> **Exercise brief**
Identify every line in the records below that contains the word "Output", and reproduce each one.

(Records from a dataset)

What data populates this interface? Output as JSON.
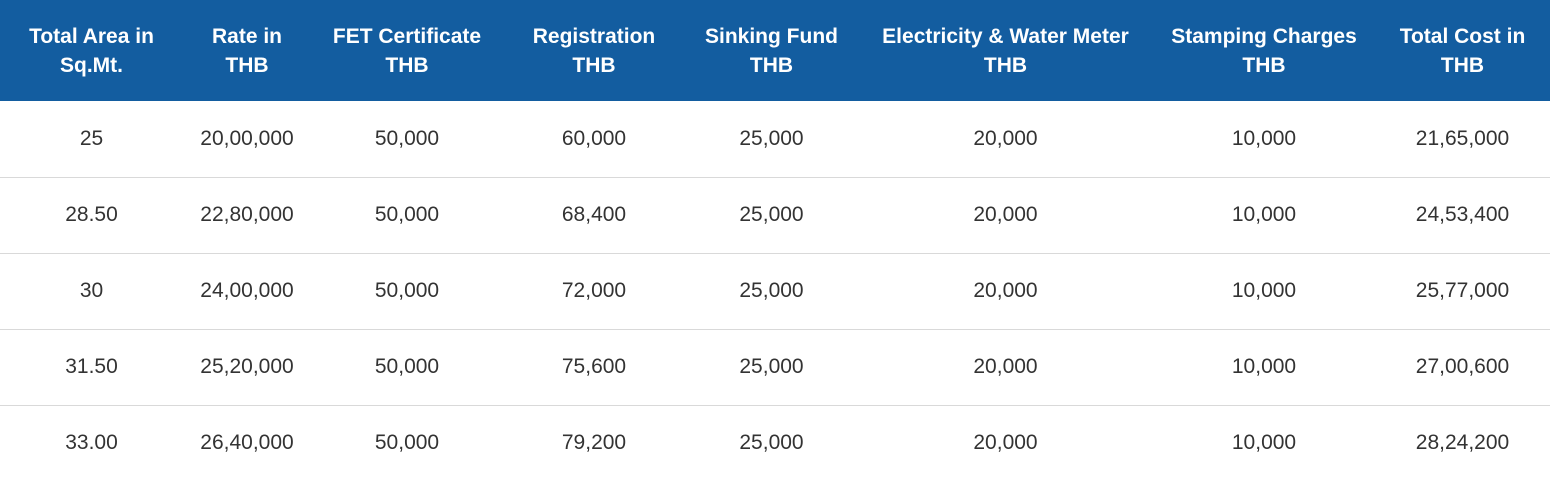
{
  "table": {
    "headers": [
      [
        "Total Area in",
        "Sq.Mt."
      ],
      [
        "Rate in",
        "THB"
      ],
      [
        "FET Certificate",
        "THB"
      ],
      [
        "Registration",
        "THB"
      ],
      [
        "Sinking Fund",
        "THB"
      ],
      [
        "Electricity & Water Meter",
        "THB"
      ],
      [
        "Stamping Charges",
        "THB"
      ],
      [
        "Total Cost in",
        "THB"
      ]
    ],
    "rows": [
      [
        "25",
        "20,00,000",
        "50,000",
        "60,000",
        "25,000",
        "20,000",
        "10,000",
        "21,65,000"
      ],
      [
        "28.50",
        "22,80,000",
        "50,000",
        "68,400",
        "25,000",
        "20,000",
        "10,000",
        "24,53,400"
      ],
      [
        "30",
        "24,00,000",
        "50,000",
        "72,000",
        "25,000",
        "20,000",
        "10,000",
        "25,77,000"
      ],
      [
        "31.50",
        "25,20,000",
        "50,000",
        "75,600",
        "25,000",
        "20,000",
        "10,000",
        "27,00,600"
      ],
      [
        "33.00",
        "26,40,000",
        "50,000",
        "79,200",
        "25,000",
        "20,000",
        "10,000",
        "28,24,200"
      ]
    ]
  }
}
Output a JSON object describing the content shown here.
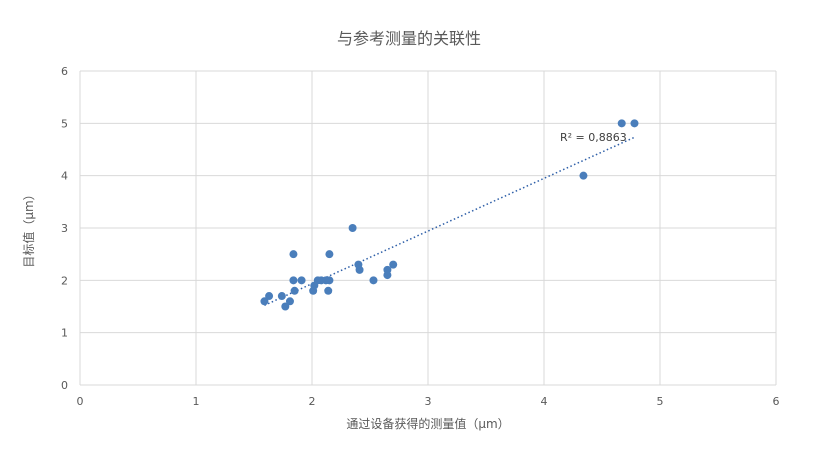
{
  "chart_data": {
    "type": "scatter",
    "title": "与参考测量的关联性",
    "xlabel": "通过设备获得的测量值（μm）",
    "ylabel": "目标值（μm）",
    "xlim": [
      0,
      6
    ],
    "ylim": [
      0,
      6
    ],
    "xticks": [
      0,
      1,
      2,
      3,
      4,
      5,
      6
    ],
    "yticks": [
      0,
      1,
      2,
      3,
      4,
      5,
      6
    ],
    "grid": true,
    "point_color": "#4a7ebb",
    "trendline_color": "#2e5fa8",
    "points": [
      [
        1.59,
        1.6
      ],
      [
        1.63,
        1.7
      ],
      [
        1.74,
        1.7
      ],
      [
        1.77,
        1.5
      ],
      [
        1.81,
        1.6
      ],
      [
        1.84,
        2.5
      ],
      [
        1.84,
        2.0
      ],
      [
        1.85,
        1.8
      ],
      [
        1.91,
        2.0
      ],
      [
        2.01,
        1.8
      ],
      [
        2.02,
        1.9
      ],
      [
        2.05,
        2.0
      ],
      [
        2.08,
        2.0
      ],
      [
        2.12,
        2.0
      ],
      [
        2.15,
        2.0
      ],
      [
        2.14,
        1.8
      ],
      [
        2.15,
        2.5
      ],
      [
        2.35,
        3.0
      ],
      [
        2.4,
        2.3
      ],
      [
        2.41,
        2.2
      ],
      [
        2.53,
        2.0
      ],
      [
        2.65,
        2.2
      ],
      [
        2.65,
        2.1
      ],
      [
        2.7,
        2.3
      ],
      [
        4.34,
        4.0
      ],
      [
        4.67,
        5.0
      ],
      [
        4.78,
        5.0
      ]
    ],
    "trendline": {
      "type": "linear",
      "x_range": [
        1.59,
        4.78
      ],
      "r_squared_label": "R² = 0,8863"
    }
  }
}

> **Result for this exercise**
What data populates this interface? Output as JSON.
Output a JSON object describing the content shown here.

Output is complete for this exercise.